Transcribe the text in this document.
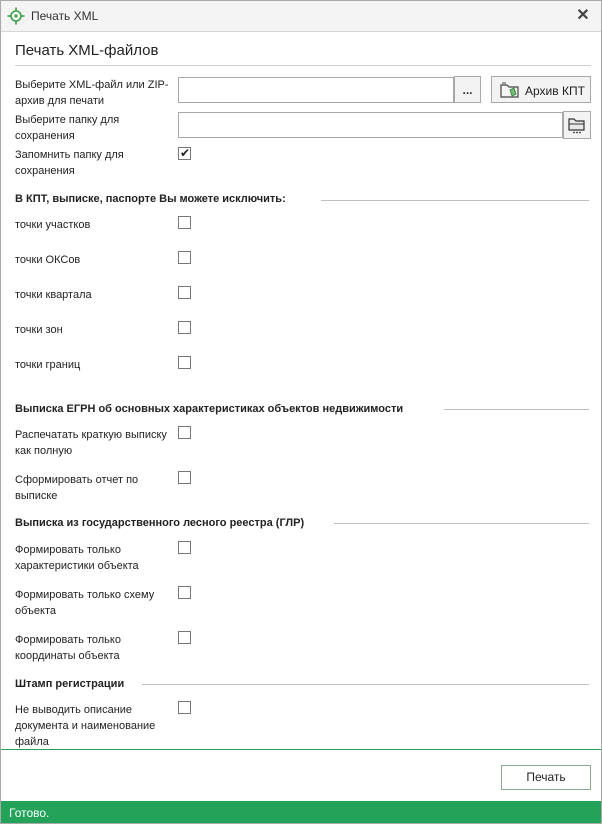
Печать XML	✕
Печать XML-файлов
Выберите XML-файл или ZIP-архив для печати
...	Архив КПТ
Выберите папку для сохранения
Запомнить папку для сохранения
✔
В КПТ, выписке, паспорте Вы можете исключить:
точки участков
точки ОКСов
точки квартала
точки зон
точки границ
Выписка ЕГРН об основных характеристиках объектов недвижимости
Распечатать краткую выписку как полную
Сформировать отчет по выписке
Выписка из государственного лесного реестра (ГЛР)
Формировать только характеристики объекта
Формировать только схему объекта
Формировать только координаты объекта
Штамп регистрации
Не выводить описание документа и наименование файла
Печать
Готово.
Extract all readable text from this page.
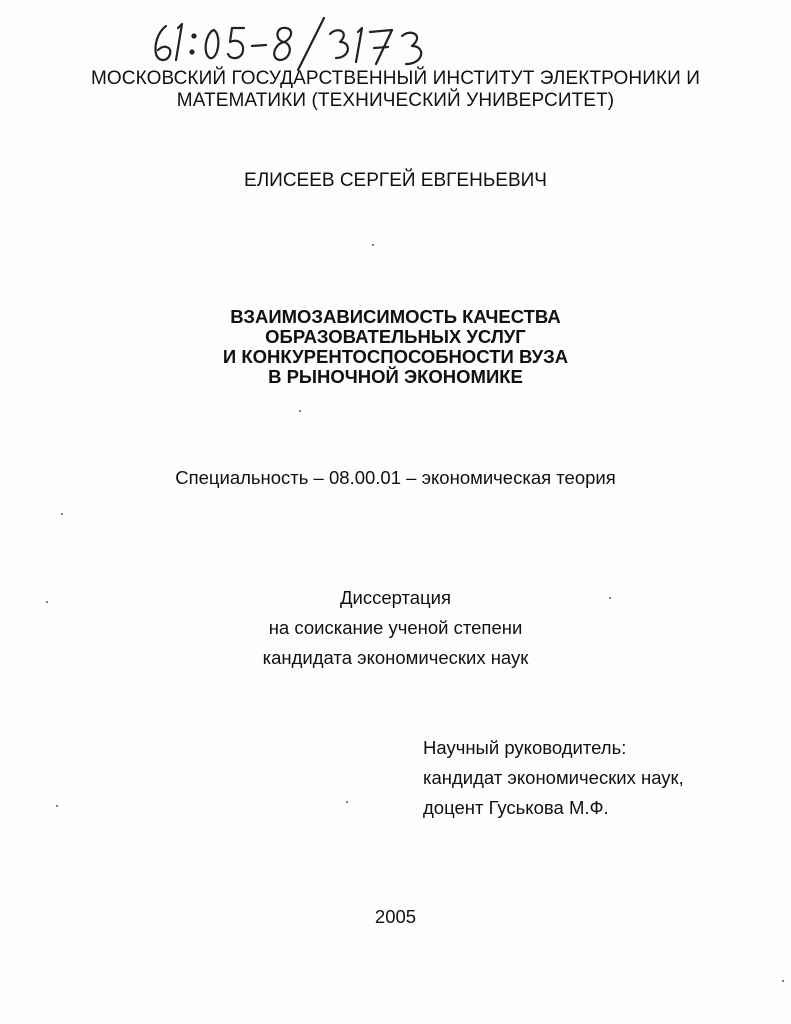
МОСКОВСКИЙ ГОСУДАРСТВЕННЫЙ ИНСТИТУТ ЭЛЕКТРОНИКИ И
МАТЕМАТИКИ (ТЕХНИЧЕСКИЙ УНИВЕРСИТЕТ)
ЕЛИСЕЕВ СЕРГЕЙ ЕВГЕНЬЕВИЧ
ВЗАИМОЗАВИСИМОСТЬ КАЧЕСТВА
ОБРАЗОВАТЕЛЬНЫХ УСЛУГ
И КОНКУРЕНТОСПОСОБНОСТИ ВУЗА
В РЫНОЧНОЙ ЭКОНОМИКЕ
Специальность – 08.00.01 – экономическая теория
Диссертация
на соискание ученой степени
кандидата экономических наук
Научный руководитель:
кандидат экономических наук,
доцент Гуськова М.Ф.
2005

> [Prompt]:
Locate the word "text" in the records above, and return each line that has it.

> [Solved exercise]:
Transcribe the text in this document.
Extract all readable text from this page.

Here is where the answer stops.